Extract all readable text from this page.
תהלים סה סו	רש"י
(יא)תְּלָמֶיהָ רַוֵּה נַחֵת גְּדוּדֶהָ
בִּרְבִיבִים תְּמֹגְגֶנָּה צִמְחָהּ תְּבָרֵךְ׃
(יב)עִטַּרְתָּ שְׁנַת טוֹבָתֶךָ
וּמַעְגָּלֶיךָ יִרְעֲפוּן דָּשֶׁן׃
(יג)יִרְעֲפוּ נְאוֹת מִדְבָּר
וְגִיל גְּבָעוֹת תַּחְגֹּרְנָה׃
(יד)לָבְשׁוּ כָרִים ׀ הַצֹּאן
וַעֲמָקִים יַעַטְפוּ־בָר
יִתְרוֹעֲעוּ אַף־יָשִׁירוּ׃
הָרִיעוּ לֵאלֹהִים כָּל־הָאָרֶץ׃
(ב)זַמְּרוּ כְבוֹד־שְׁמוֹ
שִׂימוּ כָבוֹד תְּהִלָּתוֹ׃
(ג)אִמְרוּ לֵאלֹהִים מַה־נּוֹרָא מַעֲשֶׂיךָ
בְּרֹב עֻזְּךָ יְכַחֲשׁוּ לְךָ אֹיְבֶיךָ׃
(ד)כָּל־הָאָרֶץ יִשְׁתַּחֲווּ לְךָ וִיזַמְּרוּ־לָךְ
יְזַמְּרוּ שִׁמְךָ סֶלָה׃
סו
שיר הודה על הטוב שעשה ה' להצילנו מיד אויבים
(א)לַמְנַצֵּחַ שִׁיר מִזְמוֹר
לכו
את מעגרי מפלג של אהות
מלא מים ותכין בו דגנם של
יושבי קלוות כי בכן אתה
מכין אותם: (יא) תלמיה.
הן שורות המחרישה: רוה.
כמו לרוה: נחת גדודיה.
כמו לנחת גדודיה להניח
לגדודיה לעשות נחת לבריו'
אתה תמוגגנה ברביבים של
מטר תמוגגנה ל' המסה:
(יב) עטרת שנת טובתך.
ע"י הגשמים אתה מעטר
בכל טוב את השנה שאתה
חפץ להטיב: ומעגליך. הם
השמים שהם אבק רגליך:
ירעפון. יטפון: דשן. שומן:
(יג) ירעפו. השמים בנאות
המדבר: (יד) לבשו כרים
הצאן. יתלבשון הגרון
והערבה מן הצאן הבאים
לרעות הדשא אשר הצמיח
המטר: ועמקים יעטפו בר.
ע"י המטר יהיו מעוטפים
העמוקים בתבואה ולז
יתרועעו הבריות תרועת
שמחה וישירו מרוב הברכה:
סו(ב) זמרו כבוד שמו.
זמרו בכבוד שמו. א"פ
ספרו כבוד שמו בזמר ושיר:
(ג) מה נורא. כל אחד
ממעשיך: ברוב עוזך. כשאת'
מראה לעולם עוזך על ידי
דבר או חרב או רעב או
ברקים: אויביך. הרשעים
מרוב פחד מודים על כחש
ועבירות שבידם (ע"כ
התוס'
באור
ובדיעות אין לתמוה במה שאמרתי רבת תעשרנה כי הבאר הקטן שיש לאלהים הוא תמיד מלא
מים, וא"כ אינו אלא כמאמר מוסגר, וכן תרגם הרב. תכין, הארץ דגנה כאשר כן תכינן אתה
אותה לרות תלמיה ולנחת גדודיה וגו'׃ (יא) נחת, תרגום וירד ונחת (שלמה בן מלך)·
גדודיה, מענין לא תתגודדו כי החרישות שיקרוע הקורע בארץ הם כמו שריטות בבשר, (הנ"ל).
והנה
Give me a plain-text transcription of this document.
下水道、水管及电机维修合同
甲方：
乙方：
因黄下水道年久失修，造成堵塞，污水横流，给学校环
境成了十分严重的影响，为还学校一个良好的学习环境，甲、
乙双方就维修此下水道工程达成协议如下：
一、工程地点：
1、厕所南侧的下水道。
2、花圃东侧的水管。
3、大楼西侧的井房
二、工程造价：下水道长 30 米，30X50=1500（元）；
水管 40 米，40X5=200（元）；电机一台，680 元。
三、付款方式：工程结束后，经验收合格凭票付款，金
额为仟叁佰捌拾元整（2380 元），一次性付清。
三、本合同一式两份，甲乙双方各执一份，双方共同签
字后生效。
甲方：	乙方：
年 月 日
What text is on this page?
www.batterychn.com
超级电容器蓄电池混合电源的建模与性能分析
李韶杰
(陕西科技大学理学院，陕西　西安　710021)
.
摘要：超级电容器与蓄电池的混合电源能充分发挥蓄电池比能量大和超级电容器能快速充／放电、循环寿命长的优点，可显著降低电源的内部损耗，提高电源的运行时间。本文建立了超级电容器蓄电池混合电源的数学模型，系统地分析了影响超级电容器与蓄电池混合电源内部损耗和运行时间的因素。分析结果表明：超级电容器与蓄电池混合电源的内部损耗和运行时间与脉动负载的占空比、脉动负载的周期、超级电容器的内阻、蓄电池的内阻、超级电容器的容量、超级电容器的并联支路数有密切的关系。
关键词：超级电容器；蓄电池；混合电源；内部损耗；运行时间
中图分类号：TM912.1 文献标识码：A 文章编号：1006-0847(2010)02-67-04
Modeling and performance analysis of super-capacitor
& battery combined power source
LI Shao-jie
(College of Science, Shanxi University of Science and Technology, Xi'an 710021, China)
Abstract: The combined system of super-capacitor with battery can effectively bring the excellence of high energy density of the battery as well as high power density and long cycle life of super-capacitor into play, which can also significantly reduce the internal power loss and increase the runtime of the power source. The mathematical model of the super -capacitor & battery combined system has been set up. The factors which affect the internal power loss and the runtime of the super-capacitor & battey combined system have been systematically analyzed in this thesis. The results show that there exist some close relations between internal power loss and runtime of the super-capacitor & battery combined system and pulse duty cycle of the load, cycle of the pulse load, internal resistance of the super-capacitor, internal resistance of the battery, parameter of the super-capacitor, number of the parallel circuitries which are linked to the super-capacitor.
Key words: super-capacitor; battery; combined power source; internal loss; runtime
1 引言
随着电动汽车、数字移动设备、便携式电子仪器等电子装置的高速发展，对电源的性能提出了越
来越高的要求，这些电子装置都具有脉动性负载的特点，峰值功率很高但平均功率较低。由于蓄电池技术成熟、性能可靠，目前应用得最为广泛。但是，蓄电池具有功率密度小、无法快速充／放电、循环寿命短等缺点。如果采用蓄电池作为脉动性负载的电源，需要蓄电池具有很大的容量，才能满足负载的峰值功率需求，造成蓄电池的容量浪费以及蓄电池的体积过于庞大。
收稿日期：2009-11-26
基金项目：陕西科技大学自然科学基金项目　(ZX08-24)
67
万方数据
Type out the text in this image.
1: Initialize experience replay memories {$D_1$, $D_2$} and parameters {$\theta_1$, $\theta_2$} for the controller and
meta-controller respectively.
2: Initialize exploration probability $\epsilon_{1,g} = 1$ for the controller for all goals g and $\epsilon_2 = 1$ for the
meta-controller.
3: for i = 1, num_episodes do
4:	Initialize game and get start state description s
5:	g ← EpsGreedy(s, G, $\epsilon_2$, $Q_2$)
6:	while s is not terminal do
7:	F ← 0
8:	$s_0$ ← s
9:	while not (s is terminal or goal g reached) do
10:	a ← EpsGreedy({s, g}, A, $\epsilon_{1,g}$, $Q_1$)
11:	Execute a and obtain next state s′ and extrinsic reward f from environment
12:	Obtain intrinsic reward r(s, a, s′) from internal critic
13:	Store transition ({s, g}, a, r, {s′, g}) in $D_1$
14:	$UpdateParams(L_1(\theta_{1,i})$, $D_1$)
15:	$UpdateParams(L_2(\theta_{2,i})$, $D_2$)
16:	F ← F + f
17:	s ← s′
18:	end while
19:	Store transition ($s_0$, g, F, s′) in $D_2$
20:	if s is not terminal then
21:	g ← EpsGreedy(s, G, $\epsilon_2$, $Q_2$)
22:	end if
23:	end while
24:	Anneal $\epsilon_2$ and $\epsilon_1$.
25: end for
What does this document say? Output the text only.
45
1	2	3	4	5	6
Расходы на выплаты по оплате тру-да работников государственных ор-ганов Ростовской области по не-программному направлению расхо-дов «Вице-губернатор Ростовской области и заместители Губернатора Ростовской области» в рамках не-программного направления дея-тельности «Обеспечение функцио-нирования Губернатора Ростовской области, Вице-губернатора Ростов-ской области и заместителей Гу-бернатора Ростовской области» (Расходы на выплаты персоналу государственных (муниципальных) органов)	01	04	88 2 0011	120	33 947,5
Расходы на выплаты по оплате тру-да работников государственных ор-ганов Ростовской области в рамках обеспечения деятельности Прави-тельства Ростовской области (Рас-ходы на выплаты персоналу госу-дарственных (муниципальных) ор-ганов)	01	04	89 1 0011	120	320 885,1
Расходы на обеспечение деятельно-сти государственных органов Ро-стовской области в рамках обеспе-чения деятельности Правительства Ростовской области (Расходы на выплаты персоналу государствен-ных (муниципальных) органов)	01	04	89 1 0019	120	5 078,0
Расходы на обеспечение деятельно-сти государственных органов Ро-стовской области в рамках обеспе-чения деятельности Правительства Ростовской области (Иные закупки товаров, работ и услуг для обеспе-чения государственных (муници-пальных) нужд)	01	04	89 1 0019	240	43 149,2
● ● ●
#### Task description
Copy each line above that contains the string "text".

#### Complete response
Extract all readable text from this page.
Give me a plain-text transcription of this document.
What text is on this page?
Type out the text in this image.
What does this document say? Output the text only.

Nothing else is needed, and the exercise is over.